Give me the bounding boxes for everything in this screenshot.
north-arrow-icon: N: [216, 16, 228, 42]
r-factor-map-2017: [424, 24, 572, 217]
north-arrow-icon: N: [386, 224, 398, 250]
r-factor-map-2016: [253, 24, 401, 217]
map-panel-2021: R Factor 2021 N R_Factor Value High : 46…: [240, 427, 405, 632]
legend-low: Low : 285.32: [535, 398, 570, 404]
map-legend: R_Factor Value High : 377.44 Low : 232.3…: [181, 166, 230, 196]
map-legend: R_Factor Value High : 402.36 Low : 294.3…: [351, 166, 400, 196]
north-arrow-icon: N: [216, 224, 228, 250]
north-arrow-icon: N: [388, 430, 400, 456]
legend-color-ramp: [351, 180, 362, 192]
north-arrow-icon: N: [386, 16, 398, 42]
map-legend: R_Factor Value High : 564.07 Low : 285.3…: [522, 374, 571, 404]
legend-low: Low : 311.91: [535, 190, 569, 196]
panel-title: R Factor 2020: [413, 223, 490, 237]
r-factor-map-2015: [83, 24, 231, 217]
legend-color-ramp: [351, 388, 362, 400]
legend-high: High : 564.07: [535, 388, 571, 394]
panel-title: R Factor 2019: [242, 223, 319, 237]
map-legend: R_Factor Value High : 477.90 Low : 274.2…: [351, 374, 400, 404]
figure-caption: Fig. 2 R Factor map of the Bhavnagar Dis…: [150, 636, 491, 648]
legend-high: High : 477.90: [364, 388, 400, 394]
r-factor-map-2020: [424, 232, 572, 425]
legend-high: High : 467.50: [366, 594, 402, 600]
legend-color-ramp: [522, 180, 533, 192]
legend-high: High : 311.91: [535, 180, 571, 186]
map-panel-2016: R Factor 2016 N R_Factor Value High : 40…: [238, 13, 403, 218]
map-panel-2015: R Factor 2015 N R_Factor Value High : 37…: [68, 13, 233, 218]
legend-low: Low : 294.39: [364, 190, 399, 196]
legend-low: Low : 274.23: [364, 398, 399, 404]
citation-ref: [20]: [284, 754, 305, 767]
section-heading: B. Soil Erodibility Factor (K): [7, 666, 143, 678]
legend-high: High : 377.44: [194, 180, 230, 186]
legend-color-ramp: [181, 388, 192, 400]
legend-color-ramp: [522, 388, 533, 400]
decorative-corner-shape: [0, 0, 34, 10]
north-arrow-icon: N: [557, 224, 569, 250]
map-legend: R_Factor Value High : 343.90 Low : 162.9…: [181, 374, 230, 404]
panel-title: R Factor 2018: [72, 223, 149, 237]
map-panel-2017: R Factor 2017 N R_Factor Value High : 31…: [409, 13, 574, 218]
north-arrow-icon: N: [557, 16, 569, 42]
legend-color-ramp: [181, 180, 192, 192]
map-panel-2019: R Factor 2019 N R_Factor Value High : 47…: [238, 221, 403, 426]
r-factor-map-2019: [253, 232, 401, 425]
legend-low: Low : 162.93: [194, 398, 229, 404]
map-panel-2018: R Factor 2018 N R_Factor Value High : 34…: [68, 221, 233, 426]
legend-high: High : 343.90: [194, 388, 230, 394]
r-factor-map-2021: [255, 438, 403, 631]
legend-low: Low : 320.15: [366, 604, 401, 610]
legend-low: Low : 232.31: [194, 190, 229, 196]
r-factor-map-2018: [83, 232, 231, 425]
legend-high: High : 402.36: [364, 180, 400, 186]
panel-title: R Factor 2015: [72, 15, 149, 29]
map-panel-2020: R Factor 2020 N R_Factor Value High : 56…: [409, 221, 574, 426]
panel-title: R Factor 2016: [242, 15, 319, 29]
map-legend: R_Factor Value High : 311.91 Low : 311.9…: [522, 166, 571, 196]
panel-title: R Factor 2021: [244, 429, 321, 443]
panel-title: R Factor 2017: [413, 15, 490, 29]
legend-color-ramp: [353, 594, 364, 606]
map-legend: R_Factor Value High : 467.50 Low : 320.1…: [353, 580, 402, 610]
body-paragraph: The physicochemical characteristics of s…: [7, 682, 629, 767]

════════

[What is needed] Repeat every line of the material above word for word, keeping the original order.

[Written answer]
Give me the bounding boxes for everything in this screenshot.
north-arrow-icon: N: [216, 16, 228, 42]
r-factor-map-2017: [424, 24, 572, 217]
north-arrow-icon: N: [386, 224, 398, 250]
r-factor-map-2016: [253, 24, 401, 217]
map-panel-2021: R Factor 2021 N R_Factor Value High : 46…: [240, 427, 405, 632]
legend-low: Low : 285.32: [535, 398, 570, 404]
map-legend: R_Factor Value High : 377.44 Low : 232.3…: [181, 166, 230, 196]
map-legend: R_Factor Value High : 402.36 Low : 294.3…: [351, 166, 400, 196]
north-arrow-icon: N: [216, 224, 228, 250]
north-arrow-icon: N: [388, 430, 400, 456]
legend-color-ramp: [351, 180, 362, 192]
north-arrow-icon: N: [386, 16, 398, 42]
map-legend: R_Factor Value High : 564.07 Low : 285.3…: [522, 374, 571, 404]
legend-low: Low : 311.91: [535, 190, 569, 196]
panel-title: R Factor 2020: [413, 223, 490, 237]
r-factor-map-2015: [83, 24, 231, 217]
legend-color-ramp: [351, 388, 362, 400]
legend-high: High : 564.07: [535, 388, 571, 394]
panel-title: R Factor 2019: [242, 223, 319, 237]
map-legend: R_Factor Value High : 477.90 Low : 274.2…: [351, 374, 400, 404]
figure-caption: Fig. 2 R Factor map of the Bhavnagar Dis…: [150, 636, 491, 648]
legend-high: High : 477.90: [364, 388, 400, 394]
r-factor-map-2020: [424, 232, 572, 425]
legend-high: High : 467.50: [366, 594, 402, 600]
legend-color-ramp: [522, 180, 533, 192]
legend-high: High : 311.91: [535, 180, 571, 186]
map-panel-2016: R Factor 2016 N R_Factor Value High : 40…: [238, 13, 403, 218]
map-panel-2015: R Factor 2015 N R_Factor Value High : 37…: [68, 13, 233, 218]
legend-low: Low : 294.39: [364, 190, 399, 196]
legend-low: Low : 274.23: [364, 398, 399, 404]
citation-ref: [20]: [284, 754, 305, 767]
section-heading: B. Soil Erodibility Factor (K): [7, 666, 143, 678]
legend-high: High : 377.44: [194, 180, 230, 186]
legend-color-ramp: [181, 388, 192, 400]
legend-color-ramp: [522, 388, 533, 400]
decorative-corner-shape: [0, 0, 34, 10]
north-arrow-icon: N: [557, 224, 569, 250]
map-legend: R_Factor Value High : 343.90 Low : 162.9…: [181, 374, 230, 404]
panel-title: R Factor 2018: [72, 223, 149, 237]
map-panel-2017: R Factor 2017 N R_Factor Value High : 31…: [409, 13, 574, 218]
north-arrow-icon: N: [557, 16, 569, 42]
legend-color-ramp: [181, 180, 192, 192]
map-panel-2019: R Factor 2019 N R_Factor Value High : 47…: [238, 221, 403, 426]
r-factor-map-2019: [253, 232, 401, 425]
legend-low: Low : 162.93: [194, 398, 229, 404]
map-panel-2018: R Factor 2018 N R_Factor Value High : 34…: [68, 221, 233, 426]
legend-high: High : 343.90: [194, 388, 230, 394]
r-factor-map-2021: [255, 438, 403, 631]
legend-low: Low : 320.15: [366, 604, 401, 610]
legend-low: Low : 232.31: [194, 190, 229, 196]
r-factor-map-2018: [83, 232, 231, 425]
legend-high: High : 402.36: [364, 180, 400, 186]
panel-title: R Factor 2015: [72, 15, 149, 29]
map-panel-2020: R Factor 2020 N R_Factor Value High : 56…: [409, 221, 574, 426]
panel-title: R Factor 2016: [242, 15, 319, 29]
map-legend: R_Factor Value High : 311.91 Low : 311.9…: [522, 166, 571, 196]
panel-title: R Factor 2021: [244, 429, 321, 443]
panel-title: R Factor 2017: [413, 15, 490, 29]
legend-color-ramp: [353, 594, 364, 606]
map-legend: R_Factor Value High : 467.50 Low : 320.1…: [353, 580, 402, 610]
body-paragraph: The physicochemical characteristics of s…: [7, 682, 629, 767]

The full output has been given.